Task ▸
Please find all lines in the data that hold the string "téléphone" and copy them.

Data to use ▸

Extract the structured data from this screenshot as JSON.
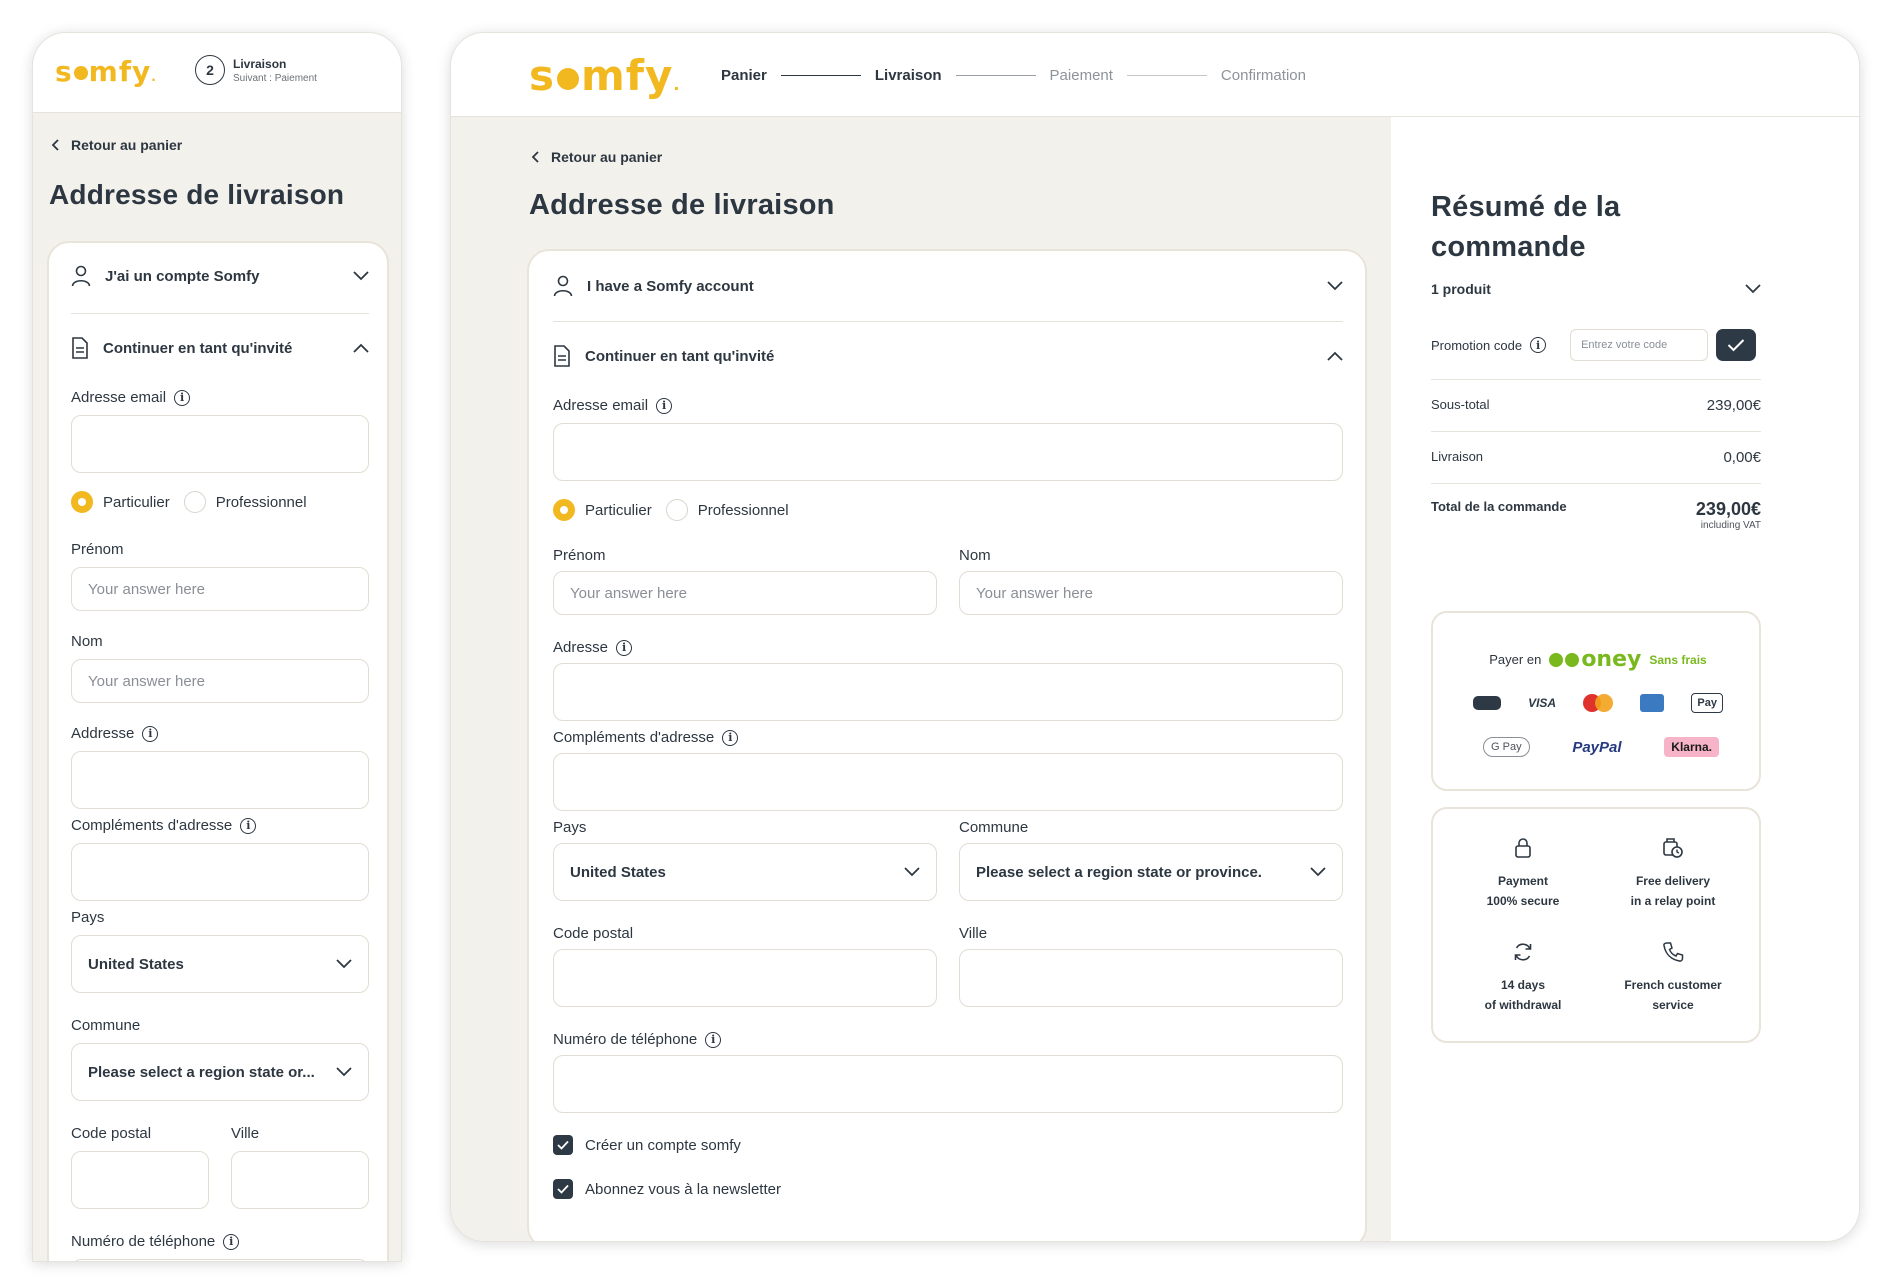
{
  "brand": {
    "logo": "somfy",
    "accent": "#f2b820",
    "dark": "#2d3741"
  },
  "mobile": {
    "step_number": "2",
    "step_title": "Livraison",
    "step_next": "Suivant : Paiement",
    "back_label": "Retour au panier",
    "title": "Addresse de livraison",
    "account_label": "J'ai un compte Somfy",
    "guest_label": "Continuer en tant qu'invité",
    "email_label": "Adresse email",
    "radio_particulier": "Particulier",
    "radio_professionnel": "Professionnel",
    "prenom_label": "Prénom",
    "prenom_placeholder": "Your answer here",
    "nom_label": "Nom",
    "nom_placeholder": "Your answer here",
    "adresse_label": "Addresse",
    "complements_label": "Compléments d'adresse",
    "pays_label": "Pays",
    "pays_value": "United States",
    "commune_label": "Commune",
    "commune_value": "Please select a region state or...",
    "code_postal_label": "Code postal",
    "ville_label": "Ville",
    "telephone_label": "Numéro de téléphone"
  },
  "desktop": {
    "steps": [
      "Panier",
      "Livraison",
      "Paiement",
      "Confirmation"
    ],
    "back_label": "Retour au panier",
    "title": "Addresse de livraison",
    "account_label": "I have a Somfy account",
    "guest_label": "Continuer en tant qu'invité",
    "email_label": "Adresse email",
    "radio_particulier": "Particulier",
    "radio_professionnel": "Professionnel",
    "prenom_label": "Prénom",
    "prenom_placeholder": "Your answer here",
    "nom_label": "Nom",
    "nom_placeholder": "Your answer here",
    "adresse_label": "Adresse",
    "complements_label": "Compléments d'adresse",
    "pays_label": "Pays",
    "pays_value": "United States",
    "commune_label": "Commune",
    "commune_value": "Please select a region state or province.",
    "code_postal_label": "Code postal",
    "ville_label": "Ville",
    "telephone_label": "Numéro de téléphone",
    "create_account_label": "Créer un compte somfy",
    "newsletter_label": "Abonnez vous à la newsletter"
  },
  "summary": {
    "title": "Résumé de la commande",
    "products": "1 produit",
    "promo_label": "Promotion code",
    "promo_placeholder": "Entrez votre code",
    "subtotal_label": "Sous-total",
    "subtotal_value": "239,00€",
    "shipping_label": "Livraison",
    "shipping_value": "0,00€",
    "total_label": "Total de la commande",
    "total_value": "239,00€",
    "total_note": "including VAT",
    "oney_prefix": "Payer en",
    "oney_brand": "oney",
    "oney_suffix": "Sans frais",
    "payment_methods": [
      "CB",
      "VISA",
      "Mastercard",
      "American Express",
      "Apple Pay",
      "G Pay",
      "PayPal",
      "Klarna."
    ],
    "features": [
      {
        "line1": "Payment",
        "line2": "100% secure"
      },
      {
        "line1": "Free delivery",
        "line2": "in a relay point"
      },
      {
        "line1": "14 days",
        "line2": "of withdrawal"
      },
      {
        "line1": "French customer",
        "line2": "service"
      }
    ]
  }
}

--

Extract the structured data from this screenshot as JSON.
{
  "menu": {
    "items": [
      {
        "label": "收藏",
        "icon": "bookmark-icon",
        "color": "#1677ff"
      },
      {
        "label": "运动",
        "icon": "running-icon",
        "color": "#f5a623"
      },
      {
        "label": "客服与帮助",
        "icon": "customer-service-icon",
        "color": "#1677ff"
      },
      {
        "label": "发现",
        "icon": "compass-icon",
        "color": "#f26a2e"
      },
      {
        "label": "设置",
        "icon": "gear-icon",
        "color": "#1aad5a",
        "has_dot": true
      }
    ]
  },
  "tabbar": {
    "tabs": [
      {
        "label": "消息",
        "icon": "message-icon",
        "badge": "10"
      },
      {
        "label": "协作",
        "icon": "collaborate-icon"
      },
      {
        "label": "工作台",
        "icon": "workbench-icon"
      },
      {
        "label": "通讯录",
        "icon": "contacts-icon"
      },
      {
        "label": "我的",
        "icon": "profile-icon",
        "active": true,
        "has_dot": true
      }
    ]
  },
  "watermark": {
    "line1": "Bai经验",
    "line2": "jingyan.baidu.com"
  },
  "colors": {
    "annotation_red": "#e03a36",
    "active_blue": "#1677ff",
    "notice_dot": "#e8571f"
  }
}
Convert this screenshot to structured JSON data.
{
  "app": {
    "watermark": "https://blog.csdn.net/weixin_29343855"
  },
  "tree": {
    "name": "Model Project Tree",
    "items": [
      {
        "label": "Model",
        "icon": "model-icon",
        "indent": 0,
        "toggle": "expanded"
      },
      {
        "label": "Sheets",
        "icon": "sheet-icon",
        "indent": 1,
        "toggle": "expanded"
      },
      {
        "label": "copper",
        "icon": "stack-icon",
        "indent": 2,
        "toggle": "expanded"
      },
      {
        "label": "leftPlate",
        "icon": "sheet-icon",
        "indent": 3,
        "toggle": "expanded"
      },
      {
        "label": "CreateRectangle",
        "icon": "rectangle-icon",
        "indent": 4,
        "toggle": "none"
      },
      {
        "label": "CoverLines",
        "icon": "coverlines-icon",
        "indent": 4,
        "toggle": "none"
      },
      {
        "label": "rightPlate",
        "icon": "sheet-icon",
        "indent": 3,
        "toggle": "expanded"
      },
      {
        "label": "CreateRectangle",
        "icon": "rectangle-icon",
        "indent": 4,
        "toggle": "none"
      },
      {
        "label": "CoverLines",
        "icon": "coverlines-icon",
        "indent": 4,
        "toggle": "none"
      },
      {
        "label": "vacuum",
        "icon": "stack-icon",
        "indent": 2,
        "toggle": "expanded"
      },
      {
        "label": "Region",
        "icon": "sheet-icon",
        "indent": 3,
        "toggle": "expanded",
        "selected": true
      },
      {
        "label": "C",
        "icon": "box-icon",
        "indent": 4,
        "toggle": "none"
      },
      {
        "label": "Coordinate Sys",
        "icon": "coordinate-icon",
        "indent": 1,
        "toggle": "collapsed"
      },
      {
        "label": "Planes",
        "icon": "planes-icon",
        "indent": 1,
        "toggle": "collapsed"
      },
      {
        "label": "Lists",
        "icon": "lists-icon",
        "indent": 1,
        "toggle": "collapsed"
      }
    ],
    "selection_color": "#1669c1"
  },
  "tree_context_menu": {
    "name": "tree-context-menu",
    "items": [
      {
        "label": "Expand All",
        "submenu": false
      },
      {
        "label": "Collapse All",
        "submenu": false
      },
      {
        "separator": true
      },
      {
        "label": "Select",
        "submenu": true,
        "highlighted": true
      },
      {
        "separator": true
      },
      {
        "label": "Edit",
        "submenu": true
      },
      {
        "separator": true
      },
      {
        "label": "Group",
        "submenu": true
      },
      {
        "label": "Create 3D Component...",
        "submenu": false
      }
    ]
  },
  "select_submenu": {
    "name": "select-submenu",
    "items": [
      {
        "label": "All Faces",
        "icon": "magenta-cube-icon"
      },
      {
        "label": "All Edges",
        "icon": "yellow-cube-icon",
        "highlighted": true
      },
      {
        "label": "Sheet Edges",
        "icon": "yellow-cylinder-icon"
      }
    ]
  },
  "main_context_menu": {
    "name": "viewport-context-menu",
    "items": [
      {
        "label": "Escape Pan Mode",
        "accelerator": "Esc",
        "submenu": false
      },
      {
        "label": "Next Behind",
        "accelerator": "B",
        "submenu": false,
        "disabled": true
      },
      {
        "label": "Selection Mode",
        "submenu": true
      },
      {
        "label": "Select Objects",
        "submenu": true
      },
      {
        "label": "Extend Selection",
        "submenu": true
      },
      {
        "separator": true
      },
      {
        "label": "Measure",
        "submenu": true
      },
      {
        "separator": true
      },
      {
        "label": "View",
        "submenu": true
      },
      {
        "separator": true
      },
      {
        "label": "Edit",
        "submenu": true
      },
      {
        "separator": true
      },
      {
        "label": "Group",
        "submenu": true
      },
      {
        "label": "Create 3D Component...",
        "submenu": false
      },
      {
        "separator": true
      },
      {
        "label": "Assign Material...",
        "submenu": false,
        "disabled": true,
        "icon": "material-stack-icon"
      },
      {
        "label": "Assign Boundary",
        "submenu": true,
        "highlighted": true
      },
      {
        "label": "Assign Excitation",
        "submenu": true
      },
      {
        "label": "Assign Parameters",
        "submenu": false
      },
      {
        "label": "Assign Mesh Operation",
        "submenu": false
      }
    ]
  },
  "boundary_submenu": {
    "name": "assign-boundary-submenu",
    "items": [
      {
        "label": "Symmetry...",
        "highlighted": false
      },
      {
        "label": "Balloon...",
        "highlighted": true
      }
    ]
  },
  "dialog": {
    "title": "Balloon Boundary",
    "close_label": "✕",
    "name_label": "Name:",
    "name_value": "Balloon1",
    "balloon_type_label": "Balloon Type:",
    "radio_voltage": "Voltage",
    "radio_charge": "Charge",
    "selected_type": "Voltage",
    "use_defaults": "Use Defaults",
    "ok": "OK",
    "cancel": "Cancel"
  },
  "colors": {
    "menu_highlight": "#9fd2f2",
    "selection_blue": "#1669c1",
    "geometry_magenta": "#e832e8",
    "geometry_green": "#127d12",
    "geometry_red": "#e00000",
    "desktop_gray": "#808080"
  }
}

Response ▸
    "telephone_label": "Numéro de téléphone"
    "telephone_label": "Numéro de téléphone",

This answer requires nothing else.